### Records
↓

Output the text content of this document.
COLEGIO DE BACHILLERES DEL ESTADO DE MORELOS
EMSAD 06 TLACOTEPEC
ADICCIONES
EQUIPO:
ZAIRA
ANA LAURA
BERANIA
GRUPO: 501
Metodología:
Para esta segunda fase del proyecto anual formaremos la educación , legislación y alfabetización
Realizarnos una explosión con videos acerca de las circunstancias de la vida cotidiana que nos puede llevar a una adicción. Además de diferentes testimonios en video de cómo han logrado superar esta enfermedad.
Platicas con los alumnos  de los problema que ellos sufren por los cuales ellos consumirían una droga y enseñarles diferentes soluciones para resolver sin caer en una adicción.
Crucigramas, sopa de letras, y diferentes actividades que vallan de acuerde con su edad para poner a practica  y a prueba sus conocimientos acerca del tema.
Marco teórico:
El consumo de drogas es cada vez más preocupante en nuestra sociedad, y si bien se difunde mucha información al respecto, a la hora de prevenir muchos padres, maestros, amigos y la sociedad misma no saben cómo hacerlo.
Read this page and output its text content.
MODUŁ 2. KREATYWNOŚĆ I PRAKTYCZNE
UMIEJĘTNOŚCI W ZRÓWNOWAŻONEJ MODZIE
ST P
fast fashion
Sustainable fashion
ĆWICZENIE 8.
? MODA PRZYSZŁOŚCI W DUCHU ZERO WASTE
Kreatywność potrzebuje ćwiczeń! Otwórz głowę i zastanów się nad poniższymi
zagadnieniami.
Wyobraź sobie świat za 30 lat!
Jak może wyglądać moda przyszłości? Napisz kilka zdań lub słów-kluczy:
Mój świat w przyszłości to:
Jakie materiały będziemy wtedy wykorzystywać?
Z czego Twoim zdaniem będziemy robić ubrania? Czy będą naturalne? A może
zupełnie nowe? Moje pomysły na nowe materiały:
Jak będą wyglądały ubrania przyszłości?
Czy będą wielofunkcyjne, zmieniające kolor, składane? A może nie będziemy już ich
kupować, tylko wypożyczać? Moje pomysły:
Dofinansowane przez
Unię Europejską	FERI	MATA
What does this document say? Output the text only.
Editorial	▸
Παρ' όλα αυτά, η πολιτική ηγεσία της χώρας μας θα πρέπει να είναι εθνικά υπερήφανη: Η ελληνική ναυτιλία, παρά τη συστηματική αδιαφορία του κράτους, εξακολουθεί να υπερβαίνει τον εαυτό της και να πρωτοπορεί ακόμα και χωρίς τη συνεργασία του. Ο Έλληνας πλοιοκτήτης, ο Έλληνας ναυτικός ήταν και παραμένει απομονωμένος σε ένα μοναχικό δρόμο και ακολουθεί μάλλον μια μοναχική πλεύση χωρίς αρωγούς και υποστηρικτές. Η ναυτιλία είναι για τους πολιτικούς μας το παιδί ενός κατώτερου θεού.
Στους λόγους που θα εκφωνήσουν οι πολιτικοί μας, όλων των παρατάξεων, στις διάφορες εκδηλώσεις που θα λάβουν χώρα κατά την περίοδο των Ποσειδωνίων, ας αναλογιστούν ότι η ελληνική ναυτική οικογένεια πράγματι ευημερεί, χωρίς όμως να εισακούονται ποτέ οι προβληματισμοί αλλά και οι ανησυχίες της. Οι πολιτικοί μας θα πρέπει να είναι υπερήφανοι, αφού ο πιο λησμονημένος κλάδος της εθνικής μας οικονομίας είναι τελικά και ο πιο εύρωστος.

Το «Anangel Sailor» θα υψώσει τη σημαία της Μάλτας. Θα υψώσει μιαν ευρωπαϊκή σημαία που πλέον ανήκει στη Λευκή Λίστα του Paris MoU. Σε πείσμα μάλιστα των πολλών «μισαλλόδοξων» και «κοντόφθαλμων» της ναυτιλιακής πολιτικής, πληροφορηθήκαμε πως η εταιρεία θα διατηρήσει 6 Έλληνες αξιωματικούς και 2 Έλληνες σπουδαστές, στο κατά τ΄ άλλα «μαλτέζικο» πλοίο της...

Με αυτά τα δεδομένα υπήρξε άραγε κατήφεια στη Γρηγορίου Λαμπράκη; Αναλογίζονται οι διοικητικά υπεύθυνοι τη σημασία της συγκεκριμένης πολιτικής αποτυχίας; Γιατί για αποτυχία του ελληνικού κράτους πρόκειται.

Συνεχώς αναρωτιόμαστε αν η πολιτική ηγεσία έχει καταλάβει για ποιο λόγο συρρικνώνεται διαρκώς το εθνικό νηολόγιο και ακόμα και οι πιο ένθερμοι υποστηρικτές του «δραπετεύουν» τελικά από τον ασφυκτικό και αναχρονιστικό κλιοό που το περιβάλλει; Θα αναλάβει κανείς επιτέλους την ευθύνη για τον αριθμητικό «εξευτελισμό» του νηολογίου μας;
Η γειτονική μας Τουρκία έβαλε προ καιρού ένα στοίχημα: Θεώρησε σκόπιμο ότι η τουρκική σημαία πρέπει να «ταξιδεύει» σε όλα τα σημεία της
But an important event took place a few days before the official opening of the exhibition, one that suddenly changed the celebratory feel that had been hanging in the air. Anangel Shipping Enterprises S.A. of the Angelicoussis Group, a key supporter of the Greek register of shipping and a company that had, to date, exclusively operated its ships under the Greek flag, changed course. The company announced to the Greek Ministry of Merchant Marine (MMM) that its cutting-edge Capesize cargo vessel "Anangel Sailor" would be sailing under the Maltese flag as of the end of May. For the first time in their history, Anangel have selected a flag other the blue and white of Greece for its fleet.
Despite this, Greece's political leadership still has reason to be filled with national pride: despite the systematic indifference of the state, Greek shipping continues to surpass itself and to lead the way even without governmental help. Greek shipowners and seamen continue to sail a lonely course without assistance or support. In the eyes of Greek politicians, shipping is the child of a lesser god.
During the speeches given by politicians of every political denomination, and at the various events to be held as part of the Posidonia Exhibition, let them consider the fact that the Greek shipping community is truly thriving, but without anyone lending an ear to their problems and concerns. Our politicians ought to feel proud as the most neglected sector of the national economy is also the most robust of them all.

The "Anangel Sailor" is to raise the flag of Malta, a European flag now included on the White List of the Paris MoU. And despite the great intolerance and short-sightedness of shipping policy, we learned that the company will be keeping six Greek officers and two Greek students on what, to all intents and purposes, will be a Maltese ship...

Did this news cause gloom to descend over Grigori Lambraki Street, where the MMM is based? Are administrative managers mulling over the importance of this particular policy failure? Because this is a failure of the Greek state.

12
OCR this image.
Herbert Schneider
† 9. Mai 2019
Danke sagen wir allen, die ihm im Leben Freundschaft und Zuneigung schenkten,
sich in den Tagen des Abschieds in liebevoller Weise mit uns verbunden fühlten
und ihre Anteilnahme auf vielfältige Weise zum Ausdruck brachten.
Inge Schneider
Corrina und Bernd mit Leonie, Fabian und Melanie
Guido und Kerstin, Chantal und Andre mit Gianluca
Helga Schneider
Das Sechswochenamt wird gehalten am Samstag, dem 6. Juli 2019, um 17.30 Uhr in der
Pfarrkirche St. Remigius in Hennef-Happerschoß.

↑

### Exercise brief
Copy exactly the line containing "OCR this image." and every line after it, ending with the last line of the records above.

### Completed exercise
OCR this image.
Herbert Schneider
† 9. Mai 2019
Danke sagen wir allen, die ihm im Leben Freundschaft und Zuneigung schenkten,
sich in den Tagen des Abschieds in liebevoller Weise mit uns verbunden fühlten
und ihre Anteilnahme auf vielfältige Weise zum Ausdruck brachten.
Inge Schneider
Corrina und Bernd mit Leonie, Fabian und Melanie
Guido und Kerstin, Chantal und Andre mit Gianluca
Helga Schneider
Das Sechswochenamt wird gehalten am Samstag, dem 6. Juli 2019, um 17.30 Uhr in der
Pfarrkirche St. Remigius in Hennef-Happerschoß.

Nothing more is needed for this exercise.